# Start of Material provided

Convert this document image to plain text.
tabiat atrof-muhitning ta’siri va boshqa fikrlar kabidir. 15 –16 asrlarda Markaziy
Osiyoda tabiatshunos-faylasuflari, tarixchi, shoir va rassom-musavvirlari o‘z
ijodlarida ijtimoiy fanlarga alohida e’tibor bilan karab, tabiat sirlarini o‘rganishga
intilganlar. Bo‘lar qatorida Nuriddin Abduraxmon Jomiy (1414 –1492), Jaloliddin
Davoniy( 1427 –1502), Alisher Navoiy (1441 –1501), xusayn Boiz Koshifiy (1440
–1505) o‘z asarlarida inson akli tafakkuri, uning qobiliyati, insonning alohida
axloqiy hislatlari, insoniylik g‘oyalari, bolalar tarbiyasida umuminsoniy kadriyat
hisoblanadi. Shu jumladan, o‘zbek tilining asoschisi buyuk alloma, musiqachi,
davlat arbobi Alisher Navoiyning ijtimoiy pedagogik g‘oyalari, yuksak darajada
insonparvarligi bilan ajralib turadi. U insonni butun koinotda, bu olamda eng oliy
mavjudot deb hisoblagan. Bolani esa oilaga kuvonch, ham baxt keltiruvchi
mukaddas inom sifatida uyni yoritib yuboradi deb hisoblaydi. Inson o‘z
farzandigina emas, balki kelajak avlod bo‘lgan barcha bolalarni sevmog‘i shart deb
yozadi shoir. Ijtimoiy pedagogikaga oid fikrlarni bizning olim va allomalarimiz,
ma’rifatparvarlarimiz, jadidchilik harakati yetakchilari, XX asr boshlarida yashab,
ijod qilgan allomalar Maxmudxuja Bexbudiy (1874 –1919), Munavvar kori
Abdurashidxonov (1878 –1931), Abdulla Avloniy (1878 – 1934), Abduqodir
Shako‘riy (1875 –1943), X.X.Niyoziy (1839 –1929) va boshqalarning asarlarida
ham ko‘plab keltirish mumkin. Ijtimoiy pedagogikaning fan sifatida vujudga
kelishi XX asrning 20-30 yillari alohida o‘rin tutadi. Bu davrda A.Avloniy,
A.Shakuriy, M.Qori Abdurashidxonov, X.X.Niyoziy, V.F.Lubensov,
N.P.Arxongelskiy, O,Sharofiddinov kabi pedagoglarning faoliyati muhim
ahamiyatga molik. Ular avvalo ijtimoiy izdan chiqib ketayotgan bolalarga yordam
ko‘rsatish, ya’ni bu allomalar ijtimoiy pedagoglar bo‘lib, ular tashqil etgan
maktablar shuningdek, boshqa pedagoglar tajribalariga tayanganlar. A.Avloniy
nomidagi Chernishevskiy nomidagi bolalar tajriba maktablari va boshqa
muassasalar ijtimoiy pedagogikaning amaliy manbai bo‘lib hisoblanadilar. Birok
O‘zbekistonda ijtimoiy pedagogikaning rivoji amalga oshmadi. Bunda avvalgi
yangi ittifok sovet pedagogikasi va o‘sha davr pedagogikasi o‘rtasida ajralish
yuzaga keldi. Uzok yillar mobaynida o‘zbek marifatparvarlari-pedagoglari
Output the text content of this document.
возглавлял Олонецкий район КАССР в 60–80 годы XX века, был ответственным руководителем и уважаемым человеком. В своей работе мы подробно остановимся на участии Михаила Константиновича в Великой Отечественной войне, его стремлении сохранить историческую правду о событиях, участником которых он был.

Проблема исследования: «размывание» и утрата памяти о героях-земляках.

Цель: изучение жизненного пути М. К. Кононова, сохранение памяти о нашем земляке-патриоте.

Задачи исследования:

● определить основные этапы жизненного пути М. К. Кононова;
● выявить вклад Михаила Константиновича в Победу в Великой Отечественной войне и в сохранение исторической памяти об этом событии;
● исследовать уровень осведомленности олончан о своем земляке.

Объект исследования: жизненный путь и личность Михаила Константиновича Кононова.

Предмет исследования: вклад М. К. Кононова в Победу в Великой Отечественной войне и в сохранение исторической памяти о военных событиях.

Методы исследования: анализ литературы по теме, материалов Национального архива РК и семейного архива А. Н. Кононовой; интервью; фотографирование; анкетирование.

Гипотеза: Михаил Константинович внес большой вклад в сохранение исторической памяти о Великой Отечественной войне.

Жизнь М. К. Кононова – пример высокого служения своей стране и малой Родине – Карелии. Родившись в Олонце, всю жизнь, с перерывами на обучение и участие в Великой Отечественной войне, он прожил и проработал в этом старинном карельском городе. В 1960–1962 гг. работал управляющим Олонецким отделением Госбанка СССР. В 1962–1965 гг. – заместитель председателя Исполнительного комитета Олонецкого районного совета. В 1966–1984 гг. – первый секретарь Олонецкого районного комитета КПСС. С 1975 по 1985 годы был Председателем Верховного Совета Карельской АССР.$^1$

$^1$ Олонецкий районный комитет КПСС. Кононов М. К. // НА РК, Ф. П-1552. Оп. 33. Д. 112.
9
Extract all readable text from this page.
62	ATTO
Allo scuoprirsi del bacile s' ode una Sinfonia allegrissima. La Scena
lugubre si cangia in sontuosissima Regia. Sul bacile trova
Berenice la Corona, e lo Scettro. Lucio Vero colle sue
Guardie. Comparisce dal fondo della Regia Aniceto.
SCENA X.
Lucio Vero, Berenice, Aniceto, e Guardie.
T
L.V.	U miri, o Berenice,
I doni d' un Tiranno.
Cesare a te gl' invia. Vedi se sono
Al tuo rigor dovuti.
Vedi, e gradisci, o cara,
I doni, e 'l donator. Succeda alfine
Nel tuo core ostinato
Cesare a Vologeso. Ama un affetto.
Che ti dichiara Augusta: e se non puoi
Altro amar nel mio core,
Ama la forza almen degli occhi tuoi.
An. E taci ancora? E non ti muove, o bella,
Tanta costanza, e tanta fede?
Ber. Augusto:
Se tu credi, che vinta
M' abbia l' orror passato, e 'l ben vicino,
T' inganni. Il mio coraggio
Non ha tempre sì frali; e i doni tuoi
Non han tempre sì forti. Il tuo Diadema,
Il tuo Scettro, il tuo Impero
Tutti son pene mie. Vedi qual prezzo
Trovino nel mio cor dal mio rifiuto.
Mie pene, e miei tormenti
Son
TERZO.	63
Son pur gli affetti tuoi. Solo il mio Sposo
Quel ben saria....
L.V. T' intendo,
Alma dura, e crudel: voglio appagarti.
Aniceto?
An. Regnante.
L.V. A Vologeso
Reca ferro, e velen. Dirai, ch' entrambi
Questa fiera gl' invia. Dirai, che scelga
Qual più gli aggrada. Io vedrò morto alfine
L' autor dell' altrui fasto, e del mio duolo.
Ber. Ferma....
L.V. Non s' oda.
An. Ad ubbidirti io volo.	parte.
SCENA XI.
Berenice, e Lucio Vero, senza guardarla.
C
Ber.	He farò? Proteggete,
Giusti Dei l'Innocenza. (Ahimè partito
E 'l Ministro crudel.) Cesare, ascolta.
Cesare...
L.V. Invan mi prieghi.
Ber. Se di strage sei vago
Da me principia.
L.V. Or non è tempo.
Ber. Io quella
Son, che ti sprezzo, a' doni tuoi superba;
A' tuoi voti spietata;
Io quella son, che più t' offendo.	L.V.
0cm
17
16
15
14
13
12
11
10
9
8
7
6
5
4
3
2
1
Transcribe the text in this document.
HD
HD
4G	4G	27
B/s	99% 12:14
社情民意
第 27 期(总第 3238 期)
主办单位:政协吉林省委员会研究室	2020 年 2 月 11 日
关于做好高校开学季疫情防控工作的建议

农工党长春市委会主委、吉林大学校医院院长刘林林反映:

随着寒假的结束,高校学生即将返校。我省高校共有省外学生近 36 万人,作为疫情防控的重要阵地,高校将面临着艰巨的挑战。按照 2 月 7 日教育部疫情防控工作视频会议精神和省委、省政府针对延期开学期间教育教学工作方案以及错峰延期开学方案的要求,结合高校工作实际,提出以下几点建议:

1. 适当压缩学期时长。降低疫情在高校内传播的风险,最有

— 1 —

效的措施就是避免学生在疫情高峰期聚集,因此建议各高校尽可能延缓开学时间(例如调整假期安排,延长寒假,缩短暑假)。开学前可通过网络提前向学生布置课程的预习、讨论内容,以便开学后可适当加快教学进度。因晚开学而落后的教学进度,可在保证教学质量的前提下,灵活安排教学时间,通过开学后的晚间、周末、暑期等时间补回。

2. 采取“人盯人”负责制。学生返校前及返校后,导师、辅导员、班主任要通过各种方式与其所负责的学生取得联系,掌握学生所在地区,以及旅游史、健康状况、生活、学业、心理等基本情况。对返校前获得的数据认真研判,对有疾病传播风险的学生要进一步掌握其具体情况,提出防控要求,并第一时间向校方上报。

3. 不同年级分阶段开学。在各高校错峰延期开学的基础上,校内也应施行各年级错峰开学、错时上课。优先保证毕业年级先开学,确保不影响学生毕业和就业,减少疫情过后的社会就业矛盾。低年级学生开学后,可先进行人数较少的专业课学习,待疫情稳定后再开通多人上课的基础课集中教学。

# End of Material provided

| Directions |
Which lines hold the word "tuoi"? Copy each of them from the records.

| Written answer |
Ama la forza almen degli occhi tuoi.
Non ha tempre sì frali; e i doni tuoi
Son pur gli affetti tuoi. Solo il mio Sposo
Son, che ti sprezzo, a' doni tuoi superba;
A' tuoi voti spietata;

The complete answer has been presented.